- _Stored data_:
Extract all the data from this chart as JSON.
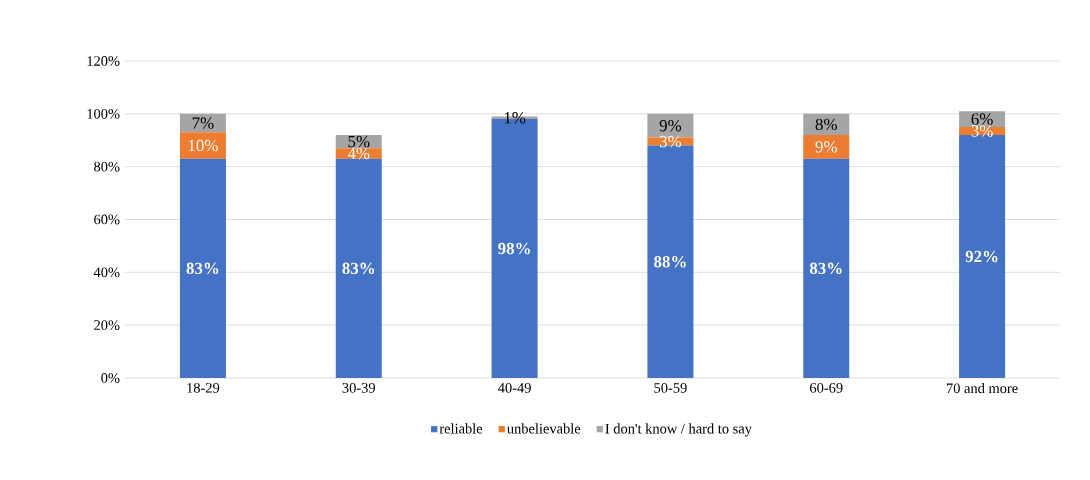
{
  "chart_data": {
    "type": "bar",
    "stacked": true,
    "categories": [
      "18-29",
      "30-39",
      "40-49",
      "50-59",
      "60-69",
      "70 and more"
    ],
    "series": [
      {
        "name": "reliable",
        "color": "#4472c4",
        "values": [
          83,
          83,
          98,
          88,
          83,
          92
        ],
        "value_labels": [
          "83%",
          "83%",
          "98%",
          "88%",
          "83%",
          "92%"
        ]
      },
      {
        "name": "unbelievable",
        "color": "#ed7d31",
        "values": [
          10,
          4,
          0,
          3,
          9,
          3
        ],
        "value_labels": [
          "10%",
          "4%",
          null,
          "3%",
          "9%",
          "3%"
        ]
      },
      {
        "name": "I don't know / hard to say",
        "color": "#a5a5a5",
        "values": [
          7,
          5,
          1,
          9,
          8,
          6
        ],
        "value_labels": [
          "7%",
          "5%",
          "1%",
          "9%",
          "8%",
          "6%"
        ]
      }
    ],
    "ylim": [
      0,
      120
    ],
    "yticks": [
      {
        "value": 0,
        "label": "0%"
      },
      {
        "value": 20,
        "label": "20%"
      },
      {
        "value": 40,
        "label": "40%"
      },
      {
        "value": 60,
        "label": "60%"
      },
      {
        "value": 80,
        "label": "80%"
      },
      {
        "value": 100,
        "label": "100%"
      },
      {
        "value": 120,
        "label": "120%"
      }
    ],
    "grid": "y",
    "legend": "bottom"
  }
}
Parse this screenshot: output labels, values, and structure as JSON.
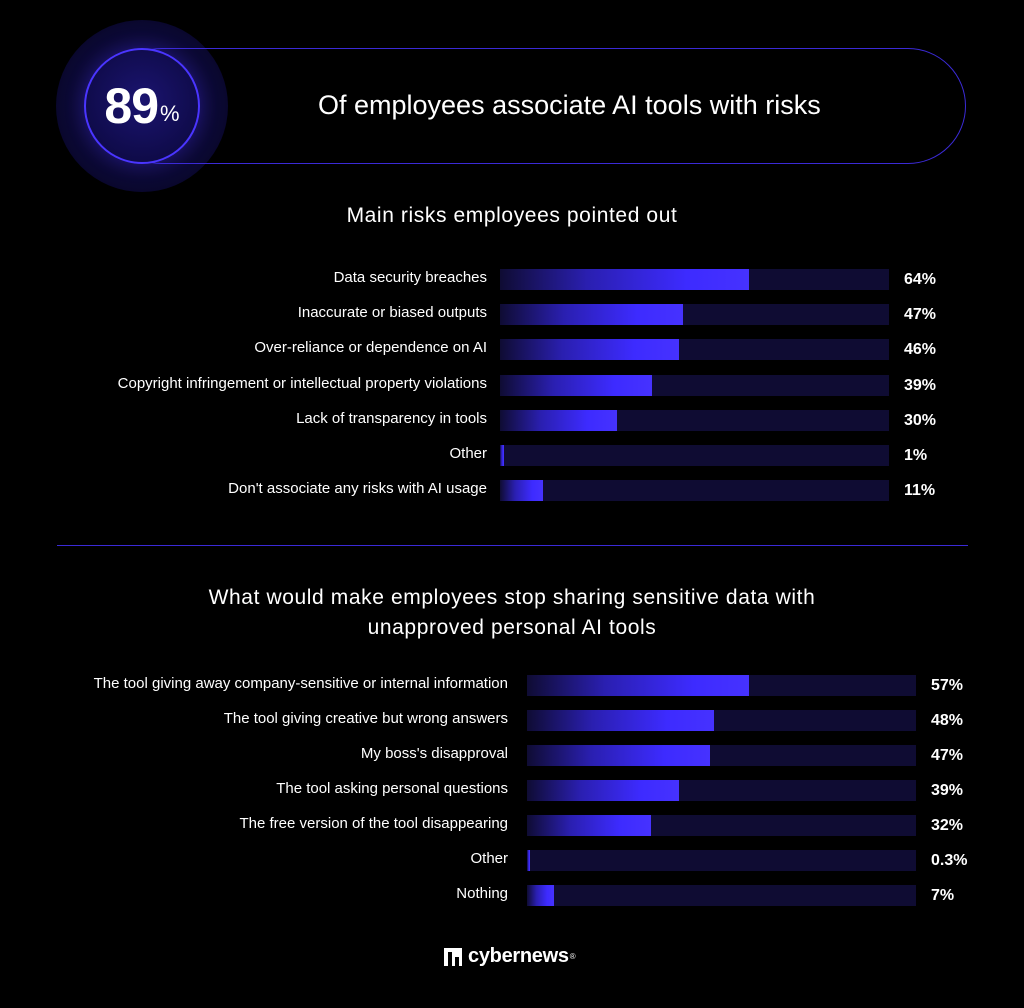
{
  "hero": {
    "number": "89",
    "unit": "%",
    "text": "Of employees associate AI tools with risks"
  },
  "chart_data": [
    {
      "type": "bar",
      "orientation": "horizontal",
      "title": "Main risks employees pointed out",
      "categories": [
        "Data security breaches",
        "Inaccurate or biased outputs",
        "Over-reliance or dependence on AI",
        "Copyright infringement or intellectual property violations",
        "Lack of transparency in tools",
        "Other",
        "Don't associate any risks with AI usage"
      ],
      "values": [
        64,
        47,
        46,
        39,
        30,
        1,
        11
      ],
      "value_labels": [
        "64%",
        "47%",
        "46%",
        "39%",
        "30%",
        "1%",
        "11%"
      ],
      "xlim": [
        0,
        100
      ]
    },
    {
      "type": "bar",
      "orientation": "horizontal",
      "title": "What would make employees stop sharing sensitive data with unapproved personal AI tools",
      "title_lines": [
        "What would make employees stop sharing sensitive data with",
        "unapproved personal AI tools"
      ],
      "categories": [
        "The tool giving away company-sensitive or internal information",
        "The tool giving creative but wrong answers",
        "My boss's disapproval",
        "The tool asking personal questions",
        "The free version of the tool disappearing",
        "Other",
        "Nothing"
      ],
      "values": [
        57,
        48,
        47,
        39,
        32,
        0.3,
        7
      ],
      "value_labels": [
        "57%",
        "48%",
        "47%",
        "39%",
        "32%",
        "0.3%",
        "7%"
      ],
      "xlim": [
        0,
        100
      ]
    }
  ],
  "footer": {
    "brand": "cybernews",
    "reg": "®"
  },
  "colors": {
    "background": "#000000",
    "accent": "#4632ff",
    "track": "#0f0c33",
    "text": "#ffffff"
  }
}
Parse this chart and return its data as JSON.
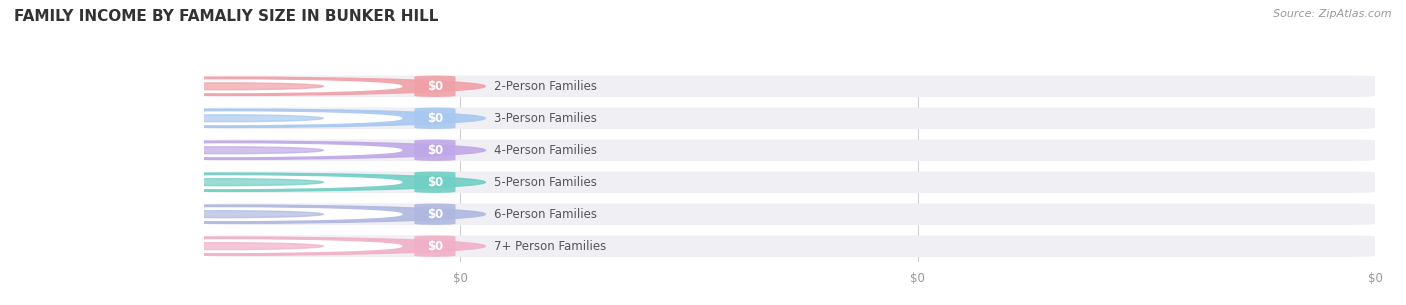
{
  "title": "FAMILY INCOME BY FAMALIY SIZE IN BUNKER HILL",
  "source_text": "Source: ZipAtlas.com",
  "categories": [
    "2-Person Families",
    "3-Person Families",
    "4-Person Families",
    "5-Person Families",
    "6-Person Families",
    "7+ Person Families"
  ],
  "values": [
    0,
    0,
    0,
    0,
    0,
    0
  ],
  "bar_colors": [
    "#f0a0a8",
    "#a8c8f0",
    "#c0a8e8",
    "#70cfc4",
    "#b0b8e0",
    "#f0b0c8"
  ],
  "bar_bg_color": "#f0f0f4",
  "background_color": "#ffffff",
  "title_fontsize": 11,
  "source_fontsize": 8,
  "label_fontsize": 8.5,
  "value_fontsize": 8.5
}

---

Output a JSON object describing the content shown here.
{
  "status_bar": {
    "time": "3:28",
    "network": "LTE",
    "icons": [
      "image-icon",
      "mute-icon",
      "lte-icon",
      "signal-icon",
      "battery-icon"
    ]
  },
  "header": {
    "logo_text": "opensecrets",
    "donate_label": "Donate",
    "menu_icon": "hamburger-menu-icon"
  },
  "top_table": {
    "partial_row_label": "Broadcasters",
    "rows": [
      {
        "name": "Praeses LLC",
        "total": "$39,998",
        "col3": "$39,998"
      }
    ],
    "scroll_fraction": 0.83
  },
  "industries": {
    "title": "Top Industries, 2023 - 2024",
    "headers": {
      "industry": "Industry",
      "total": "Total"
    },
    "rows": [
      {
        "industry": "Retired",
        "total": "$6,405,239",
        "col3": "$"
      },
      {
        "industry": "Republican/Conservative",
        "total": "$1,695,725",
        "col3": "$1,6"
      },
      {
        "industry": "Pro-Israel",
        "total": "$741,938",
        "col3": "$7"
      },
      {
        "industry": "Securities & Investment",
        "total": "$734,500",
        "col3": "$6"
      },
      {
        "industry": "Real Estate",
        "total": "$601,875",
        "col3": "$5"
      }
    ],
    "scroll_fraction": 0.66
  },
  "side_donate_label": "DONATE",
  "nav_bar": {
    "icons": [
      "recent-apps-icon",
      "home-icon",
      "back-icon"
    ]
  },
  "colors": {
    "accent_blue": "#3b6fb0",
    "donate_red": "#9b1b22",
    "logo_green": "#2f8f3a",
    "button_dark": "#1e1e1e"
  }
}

- _EXERCISE TASK_: Go through the entries above and copy every line containing "name".

- _COMPLETE OUTPUT_:
        "name": "reliable",
        "name": "unbelievable",
        "name": "I don't know / hard to say",
        "name": "Praeses LLC",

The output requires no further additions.